__Requirement__: Produce an exact transcription of the listing below, omitting the pictures.

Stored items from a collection
□ □ □

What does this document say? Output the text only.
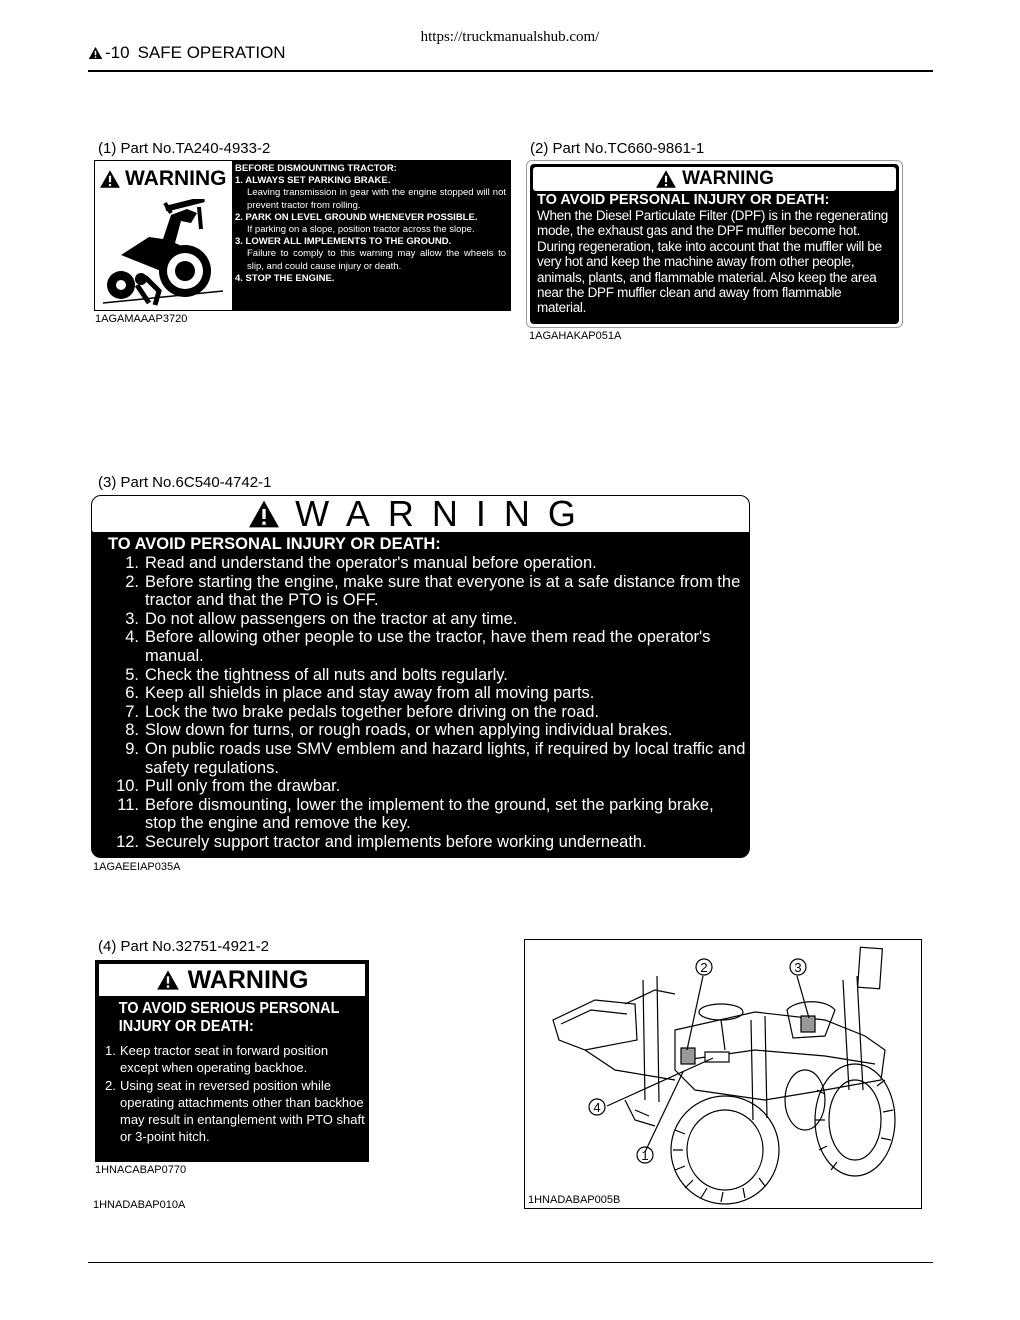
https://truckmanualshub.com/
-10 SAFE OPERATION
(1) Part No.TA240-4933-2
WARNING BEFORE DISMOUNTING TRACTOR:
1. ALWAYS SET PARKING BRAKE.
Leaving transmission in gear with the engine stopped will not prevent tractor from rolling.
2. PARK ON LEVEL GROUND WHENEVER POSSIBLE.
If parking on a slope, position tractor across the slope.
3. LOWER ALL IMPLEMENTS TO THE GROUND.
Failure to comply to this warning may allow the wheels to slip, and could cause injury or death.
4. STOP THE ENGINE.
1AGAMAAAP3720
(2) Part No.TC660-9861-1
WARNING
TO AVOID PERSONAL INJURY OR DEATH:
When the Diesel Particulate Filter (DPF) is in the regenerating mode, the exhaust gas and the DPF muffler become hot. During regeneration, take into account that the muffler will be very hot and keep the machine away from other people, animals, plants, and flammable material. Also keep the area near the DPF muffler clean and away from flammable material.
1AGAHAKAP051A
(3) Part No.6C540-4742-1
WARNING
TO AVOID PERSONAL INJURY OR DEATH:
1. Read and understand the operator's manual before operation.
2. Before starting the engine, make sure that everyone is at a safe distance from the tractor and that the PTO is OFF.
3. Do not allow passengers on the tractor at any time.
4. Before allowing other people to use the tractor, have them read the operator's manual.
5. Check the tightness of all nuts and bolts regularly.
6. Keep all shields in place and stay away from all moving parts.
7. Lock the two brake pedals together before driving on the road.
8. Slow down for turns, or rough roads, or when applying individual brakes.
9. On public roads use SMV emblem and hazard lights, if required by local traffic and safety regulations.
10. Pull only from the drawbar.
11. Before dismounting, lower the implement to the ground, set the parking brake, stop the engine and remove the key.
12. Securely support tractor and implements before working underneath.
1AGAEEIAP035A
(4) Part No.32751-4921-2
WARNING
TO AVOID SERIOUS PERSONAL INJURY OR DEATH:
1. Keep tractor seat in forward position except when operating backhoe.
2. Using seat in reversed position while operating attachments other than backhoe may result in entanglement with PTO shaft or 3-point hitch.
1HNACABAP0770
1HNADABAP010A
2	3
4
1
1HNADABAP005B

□ □ □

__Problem solution__:
What does this document say? Output the text only.
https://truckmanualshub.com/
-10 SAFE OPERATION
(1) Part No.TA240-4933-2
WARNING BEFORE DISMOUNTING TRACTOR:
1. ALWAYS SET PARKING BRAKE.
Leaving transmission in gear with the engine stopped will not prevent tractor from rolling.
2. PARK ON LEVEL GROUND WHENEVER POSSIBLE.
If parking on a slope, position tractor across the slope.
3. LOWER ALL IMPLEMENTS TO THE GROUND.
Failure to comply to this warning may allow the wheels to slip, and could cause injury or death.
4. STOP THE ENGINE.
1AGAMAAAP3720
(2) Part No.TC660-9861-1
WARNING
TO AVOID PERSONAL INJURY OR DEATH:
When the Diesel Particulate Filter (DPF) is in the regenerating mode, the exhaust gas and the DPF muffler become hot. During regeneration, take into account that the muffler will be very hot and keep the machine away from other people, animals, plants, and flammable material. Also keep the area near the DPF muffler clean and away from flammable material.
1AGAHAKAP051A
(3) Part No.6C540-4742-1
WARNING
TO AVOID PERSONAL INJURY OR DEATH:
1. Read and understand the operator's manual before operation.
2. Before starting the engine, make sure that everyone is at a safe distance from the tractor and that the PTO is OFF.
3. Do not allow passengers on the tractor at any time.
4. Before allowing other people to use the tractor, have them read the operator's manual.
5. Check the tightness of all nuts and bolts regularly.
6. Keep all shields in place and stay away from all moving parts.
7. Lock the two brake pedals together before driving on the road.
8. Slow down for turns, or rough roads, or when applying individual brakes.
9. On public roads use SMV emblem and hazard lights, if required by local traffic and safety regulations.
10. Pull only from the drawbar.
11. Before dismounting, lower the implement to the ground, set the parking brake, stop the engine and remove the key.
12. Securely support tractor and implements before working underneath.
1AGAEEIAP035A
(4) Part No.32751-4921-2
WARNING
TO AVOID SERIOUS PERSONAL INJURY OR DEATH:
1. Keep tractor seat in forward position except when operating backhoe.
2. Using seat in reversed position while operating attachments other than backhoe may result in entanglement with PTO shaft or 3-point hitch.
1HNACABAP0770
1HNADABAP010A
2	3
4
1
1HNADABAP005B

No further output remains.